## Stated goal
Extract every line where the string "screenshot" appears.

## Information supplied

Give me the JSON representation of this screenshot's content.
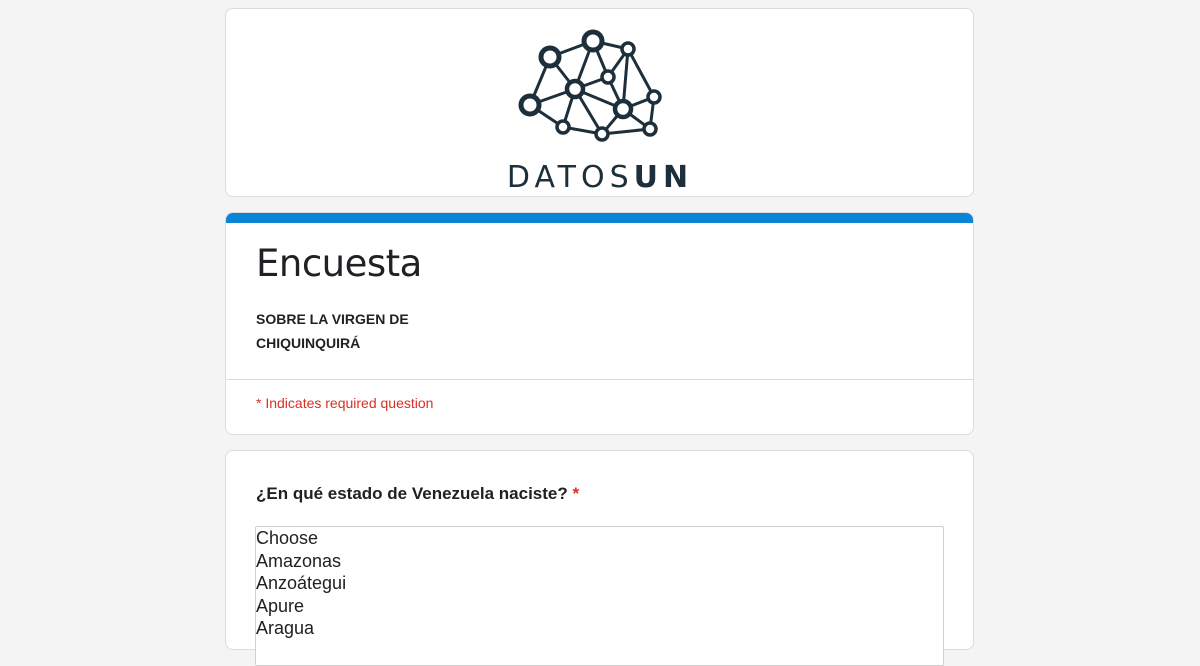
{
  "header": {
    "logo_text_light": "DATOS",
    "logo_text_bold": "UN",
    "logo_icon": "network-graph-icon",
    "logo_color": "#1d2f3a"
  },
  "form": {
    "accent_color": "#0a84d6",
    "title": "Encuesta",
    "description_line1": "SOBRE LA VIRGEN DE",
    "description_line2": "CHIQUINQUIRÁ",
    "required_note": "* Indicates required question"
  },
  "question": {
    "label": "¿En qué estado de Venezuela naciste?",
    "required_mark": "*",
    "options": [
      "Choose",
      "Amazonas",
      "Anzoátegui",
      "Apure",
      "Aragua"
    ]
  }
}
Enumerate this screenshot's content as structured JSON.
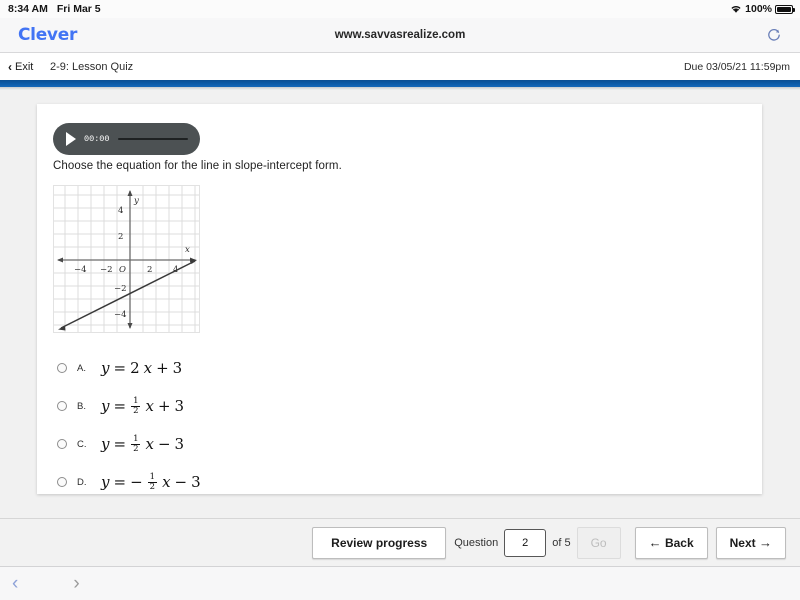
{
  "status_bar": {
    "time": "8:34 AM",
    "date": "Fri Mar 5",
    "wifi_icon": "wifi-icon",
    "battery_percent": "100%",
    "battery_icon": "battery-full-icon"
  },
  "browser": {
    "logo": "Clever",
    "url": "www.savvasrealize.com",
    "reload_icon": "reload-icon",
    "back_chevron": "‹",
    "forward_chevron": "›"
  },
  "app_header": {
    "exit_chevron": "‹",
    "exit_label": "Exit",
    "lesson_title": "2-9: Lesson Quiz",
    "due_text": "Due 03/05/21 11:59pm",
    "accent_color": "#0d5ca9"
  },
  "question": {
    "audio": {
      "play_icon": "play-icon",
      "time": "00:00"
    },
    "stem": "Choose the equation for the line in slope-intercept form.",
    "graph": {
      "x_ticks": [
        "-4",
        "-2",
        "2",
        "4"
      ],
      "y_ticks": [
        "4",
        "2",
        "-2",
        "-4"
      ],
      "origin_label": "O",
      "x_axis_label": "x",
      "y_axis_label": "y",
      "line_slope": "1/2",
      "line_intercept": "-3",
      "grid_min": -6,
      "grid_max": 6
    },
    "choices": [
      {
        "letter": "A.",
        "selected": false,
        "parts": [
          {
            "t": "y",
            "it": true
          },
          {
            "t": "="
          },
          {
            "t": "2",
            "it": false
          },
          {
            "t": "x",
            "it": true
          },
          {
            "t": "+"
          },
          {
            "t": "3"
          }
        ]
      },
      {
        "letter": "B.",
        "selected": false,
        "parts": [
          {
            "t": "y",
            "it": true
          },
          {
            "t": "="
          },
          {
            "frac": [
              "1",
              "2"
            ]
          },
          {
            "t": "x",
            "it": true
          },
          {
            "t": "+"
          },
          {
            "t": "3"
          }
        ]
      },
      {
        "letter": "C.",
        "selected": false,
        "parts": [
          {
            "t": "y",
            "it": true
          },
          {
            "t": "="
          },
          {
            "frac": [
              "1",
              "2"
            ]
          },
          {
            "t": "x",
            "it": true
          },
          {
            "t": "−"
          },
          {
            "t": "3"
          }
        ]
      },
      {
        "letter": "D.",
        "selected": false,
        "parts": [
          {
            "t": "y",
            "it": true
          },
          {
            "t": "="
          },
          {
            "t": "−"
          },
          {
            "frac": [
              "1",
              "2"
            ]
          },
          {
            "t": "x",
            "it": true
          },
          {
            "t": "−"
          },
          {
            "t": "3"
          }
        ]
      }
    ]
  },
  "bottom_bar": {
    "review_label": "Review progress",
    "question_label": "Question",
    "question_value": "2",
    "of_label": "of 5",
    "go_label": "Go",
    "go_disabled": true,
    "back_label": "Back",
    "back_arrow": "←",
    "next_label": "Next",
    "next_arrow": "→"
  }
}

## Answer for the task
Give me the JSON representation of this screenshot's content.
Enumerate this screenshot's content as structured JSON.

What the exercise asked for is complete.